[Dataset items]
-*-*-

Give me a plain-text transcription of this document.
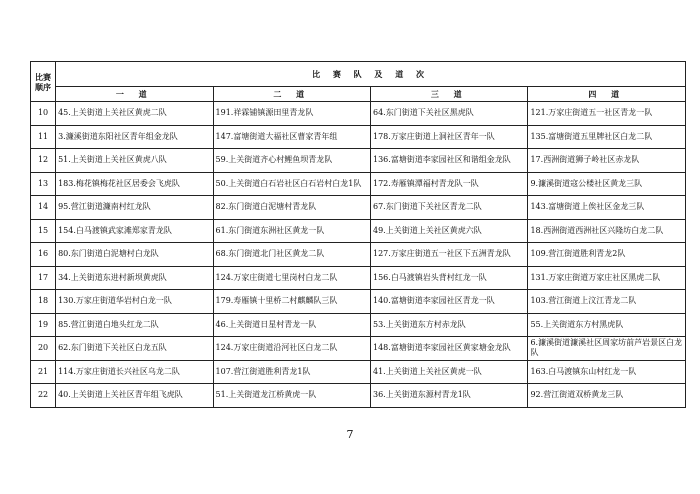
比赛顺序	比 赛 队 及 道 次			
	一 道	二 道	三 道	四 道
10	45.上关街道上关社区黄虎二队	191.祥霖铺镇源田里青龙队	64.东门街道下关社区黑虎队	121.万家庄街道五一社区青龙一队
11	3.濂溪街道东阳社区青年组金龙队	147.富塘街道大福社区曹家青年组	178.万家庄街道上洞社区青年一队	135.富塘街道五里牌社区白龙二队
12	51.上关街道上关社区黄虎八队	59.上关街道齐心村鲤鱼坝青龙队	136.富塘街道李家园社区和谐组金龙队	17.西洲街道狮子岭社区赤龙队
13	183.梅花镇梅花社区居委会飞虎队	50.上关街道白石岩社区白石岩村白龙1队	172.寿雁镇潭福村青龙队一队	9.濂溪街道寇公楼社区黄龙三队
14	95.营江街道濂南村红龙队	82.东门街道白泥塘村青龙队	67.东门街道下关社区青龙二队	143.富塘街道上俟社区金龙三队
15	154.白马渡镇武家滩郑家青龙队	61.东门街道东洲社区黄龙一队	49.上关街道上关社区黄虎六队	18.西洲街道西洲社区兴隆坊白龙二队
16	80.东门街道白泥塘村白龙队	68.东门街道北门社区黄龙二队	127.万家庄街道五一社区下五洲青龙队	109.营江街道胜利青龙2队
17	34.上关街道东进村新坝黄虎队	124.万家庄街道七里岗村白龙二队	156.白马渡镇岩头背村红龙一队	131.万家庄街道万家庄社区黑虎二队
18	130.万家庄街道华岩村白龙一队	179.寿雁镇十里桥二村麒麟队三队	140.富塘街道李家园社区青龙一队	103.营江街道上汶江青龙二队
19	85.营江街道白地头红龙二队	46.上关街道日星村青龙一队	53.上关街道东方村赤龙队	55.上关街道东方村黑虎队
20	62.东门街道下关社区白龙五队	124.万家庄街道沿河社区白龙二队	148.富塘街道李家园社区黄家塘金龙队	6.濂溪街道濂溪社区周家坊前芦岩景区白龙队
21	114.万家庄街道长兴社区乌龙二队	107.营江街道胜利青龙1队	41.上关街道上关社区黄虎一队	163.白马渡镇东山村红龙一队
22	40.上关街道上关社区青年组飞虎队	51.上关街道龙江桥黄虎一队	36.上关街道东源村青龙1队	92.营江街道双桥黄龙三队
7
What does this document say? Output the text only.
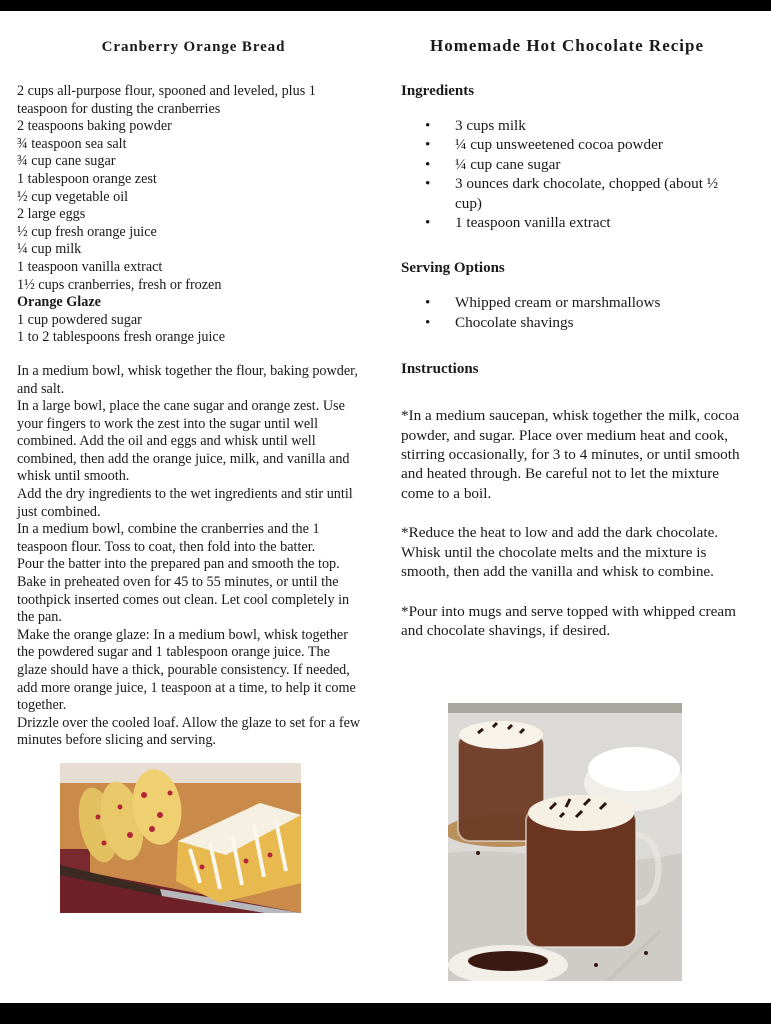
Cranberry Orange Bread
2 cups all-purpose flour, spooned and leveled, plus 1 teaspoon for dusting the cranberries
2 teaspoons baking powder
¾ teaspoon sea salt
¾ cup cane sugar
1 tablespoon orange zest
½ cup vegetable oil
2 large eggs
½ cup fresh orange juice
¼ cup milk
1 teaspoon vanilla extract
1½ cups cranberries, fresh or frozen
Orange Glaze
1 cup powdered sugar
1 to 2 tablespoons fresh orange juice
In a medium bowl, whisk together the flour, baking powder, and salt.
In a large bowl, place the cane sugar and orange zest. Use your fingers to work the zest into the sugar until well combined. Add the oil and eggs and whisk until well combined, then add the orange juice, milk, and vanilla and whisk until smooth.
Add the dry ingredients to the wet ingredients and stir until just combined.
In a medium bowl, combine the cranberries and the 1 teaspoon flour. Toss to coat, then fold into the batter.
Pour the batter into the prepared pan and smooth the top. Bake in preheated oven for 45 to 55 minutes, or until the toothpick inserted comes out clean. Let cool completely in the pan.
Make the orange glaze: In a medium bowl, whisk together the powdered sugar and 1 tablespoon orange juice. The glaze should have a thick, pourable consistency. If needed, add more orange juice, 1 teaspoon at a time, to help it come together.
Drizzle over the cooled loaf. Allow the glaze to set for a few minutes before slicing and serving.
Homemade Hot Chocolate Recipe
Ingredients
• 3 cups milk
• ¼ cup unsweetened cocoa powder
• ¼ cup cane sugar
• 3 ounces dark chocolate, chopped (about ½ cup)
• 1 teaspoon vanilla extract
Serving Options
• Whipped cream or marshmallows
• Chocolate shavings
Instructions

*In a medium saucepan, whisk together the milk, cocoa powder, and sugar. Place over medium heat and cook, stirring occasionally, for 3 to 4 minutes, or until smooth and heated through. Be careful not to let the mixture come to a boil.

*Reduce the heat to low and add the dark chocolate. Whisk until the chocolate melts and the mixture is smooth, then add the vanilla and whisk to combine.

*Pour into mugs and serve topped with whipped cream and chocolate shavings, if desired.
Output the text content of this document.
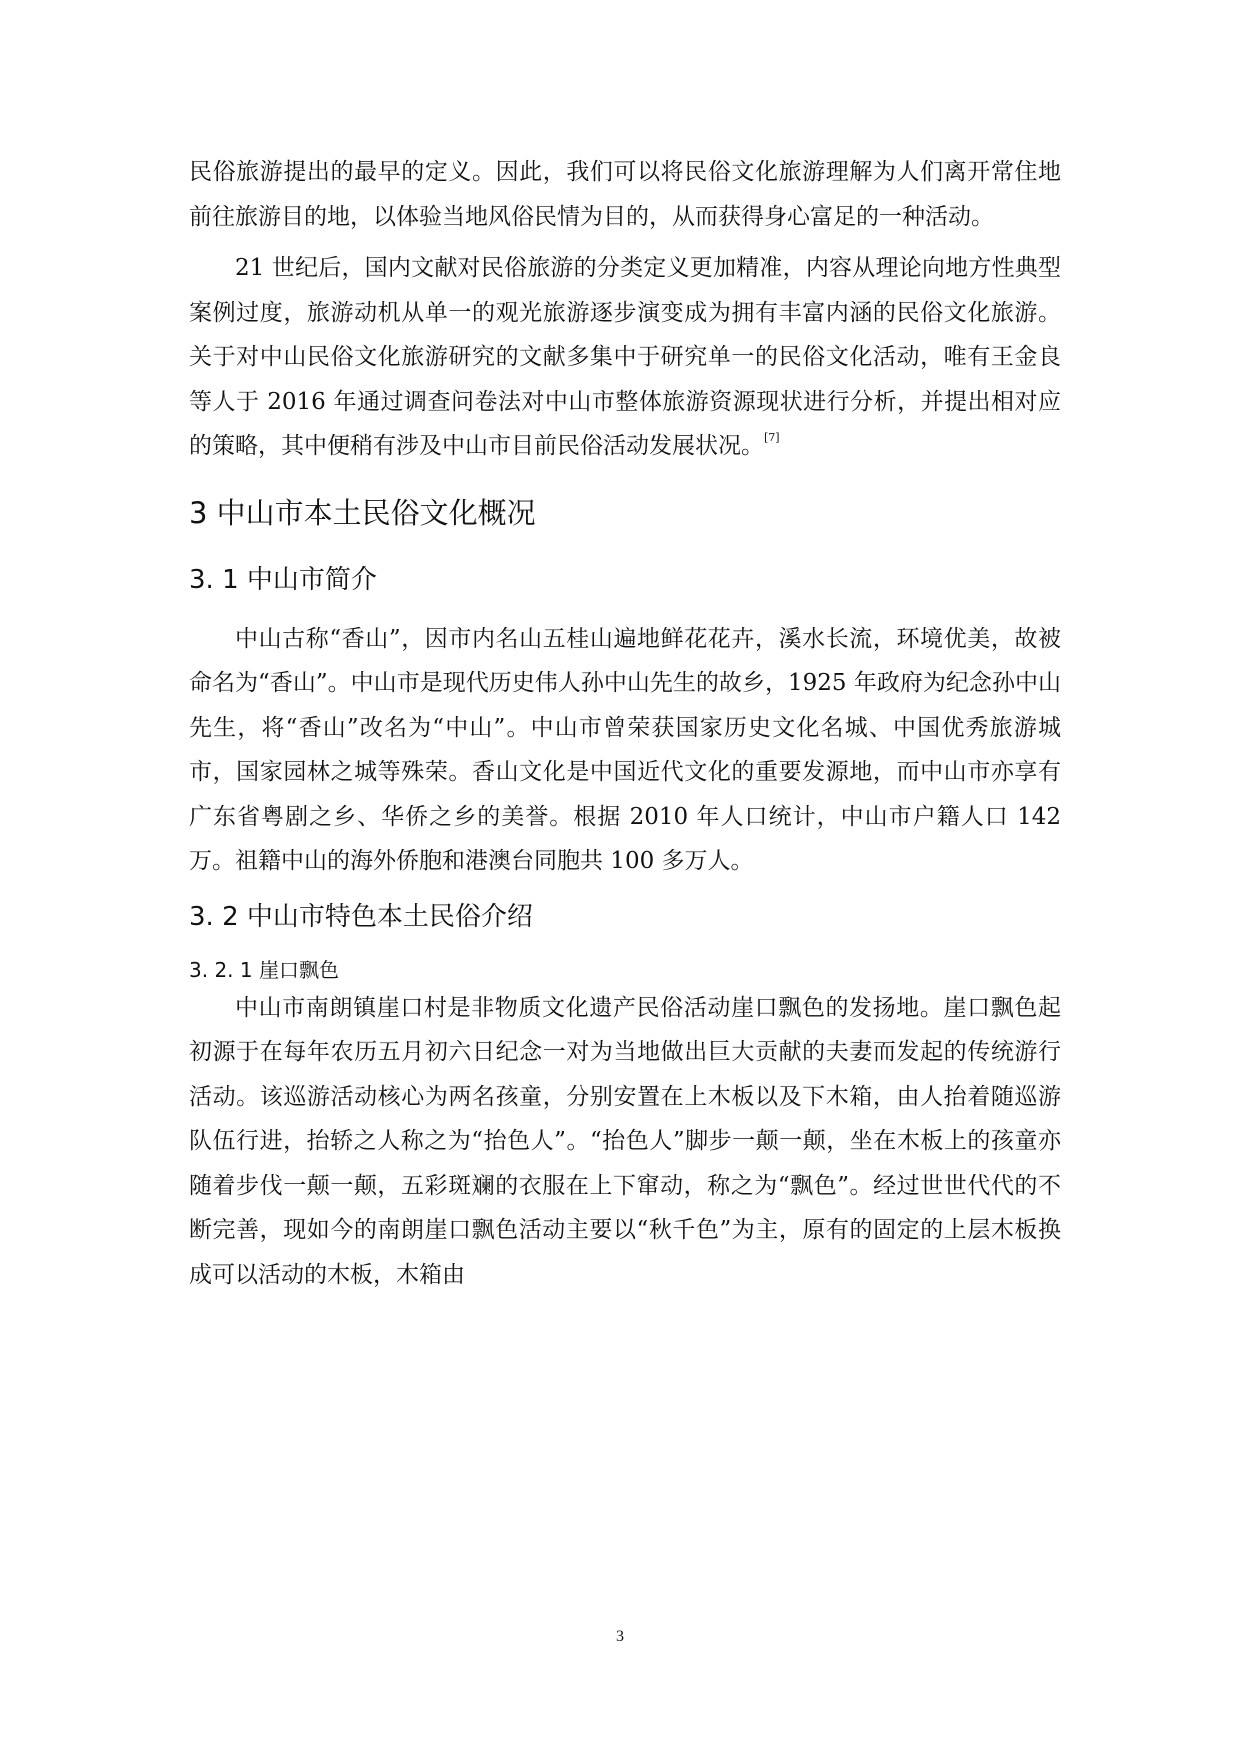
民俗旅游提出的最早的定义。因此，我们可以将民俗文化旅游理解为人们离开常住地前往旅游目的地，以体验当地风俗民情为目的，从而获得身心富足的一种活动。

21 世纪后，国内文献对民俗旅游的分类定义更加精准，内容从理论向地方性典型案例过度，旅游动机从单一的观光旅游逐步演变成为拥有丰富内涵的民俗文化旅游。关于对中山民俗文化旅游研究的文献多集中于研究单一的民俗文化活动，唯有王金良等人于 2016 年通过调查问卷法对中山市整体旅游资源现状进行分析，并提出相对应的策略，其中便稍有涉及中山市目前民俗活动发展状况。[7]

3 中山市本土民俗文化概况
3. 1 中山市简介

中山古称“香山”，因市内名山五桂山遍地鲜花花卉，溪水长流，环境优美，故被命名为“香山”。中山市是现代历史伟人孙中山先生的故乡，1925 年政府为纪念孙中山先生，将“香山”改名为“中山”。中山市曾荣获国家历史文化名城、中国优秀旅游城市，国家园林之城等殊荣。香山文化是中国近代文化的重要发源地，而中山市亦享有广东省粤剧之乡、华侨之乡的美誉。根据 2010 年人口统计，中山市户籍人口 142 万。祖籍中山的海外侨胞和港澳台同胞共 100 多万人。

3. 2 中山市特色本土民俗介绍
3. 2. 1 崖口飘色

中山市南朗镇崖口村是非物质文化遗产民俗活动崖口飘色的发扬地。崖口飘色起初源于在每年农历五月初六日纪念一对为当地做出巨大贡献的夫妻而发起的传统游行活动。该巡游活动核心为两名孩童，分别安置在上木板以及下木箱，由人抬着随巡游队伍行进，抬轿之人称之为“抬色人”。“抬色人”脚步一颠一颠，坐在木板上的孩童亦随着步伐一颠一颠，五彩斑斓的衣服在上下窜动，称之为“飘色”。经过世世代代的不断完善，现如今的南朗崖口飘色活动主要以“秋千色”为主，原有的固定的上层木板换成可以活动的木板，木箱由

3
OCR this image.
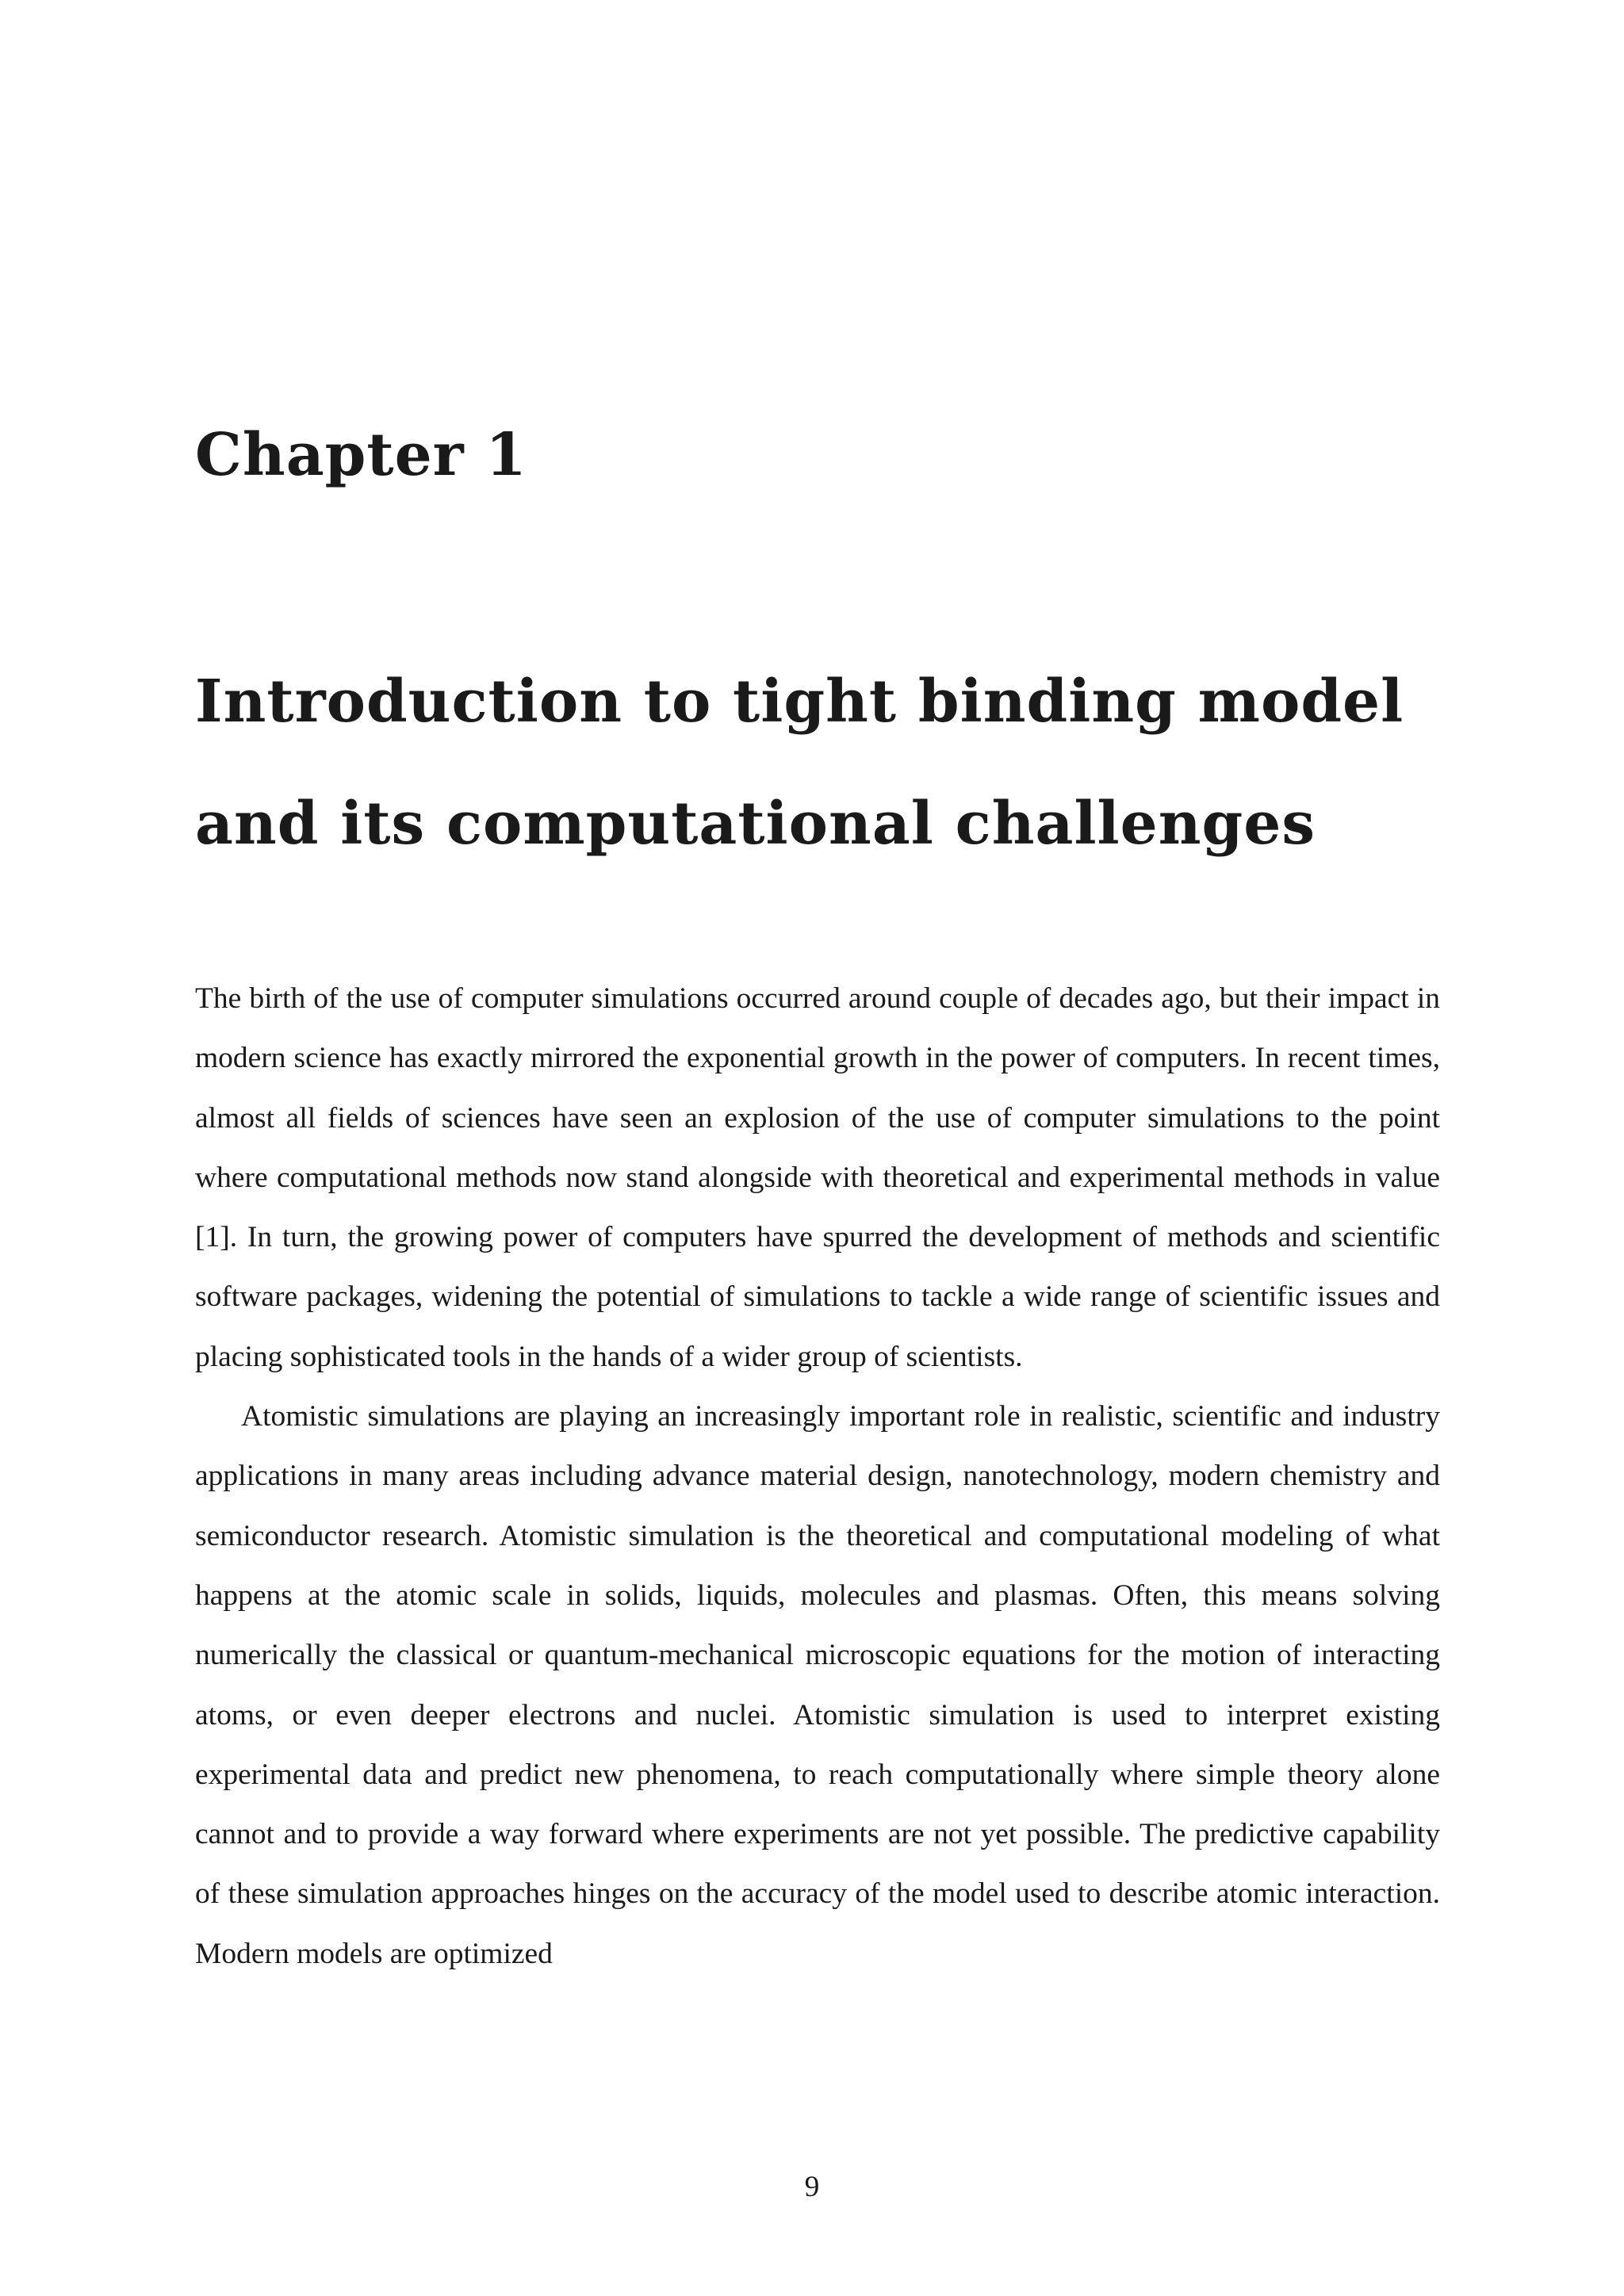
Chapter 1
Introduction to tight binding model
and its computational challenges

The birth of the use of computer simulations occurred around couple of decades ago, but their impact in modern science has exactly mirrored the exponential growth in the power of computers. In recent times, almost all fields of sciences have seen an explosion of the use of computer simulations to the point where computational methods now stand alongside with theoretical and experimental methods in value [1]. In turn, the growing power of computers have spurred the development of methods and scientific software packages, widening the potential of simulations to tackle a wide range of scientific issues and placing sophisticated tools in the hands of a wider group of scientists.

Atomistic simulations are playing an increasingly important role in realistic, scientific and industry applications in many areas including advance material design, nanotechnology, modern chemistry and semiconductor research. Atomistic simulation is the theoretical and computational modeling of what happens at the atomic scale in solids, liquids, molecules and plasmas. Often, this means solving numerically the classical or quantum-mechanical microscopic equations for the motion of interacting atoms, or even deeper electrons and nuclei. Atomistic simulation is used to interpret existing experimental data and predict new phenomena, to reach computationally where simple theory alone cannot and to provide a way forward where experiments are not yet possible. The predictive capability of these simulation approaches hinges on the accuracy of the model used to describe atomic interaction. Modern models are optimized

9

-*-*-

## TASK PROMPT
Determine the number of lines where the string "large" occurs, and give that number only.

## ANSWER IN FULL
2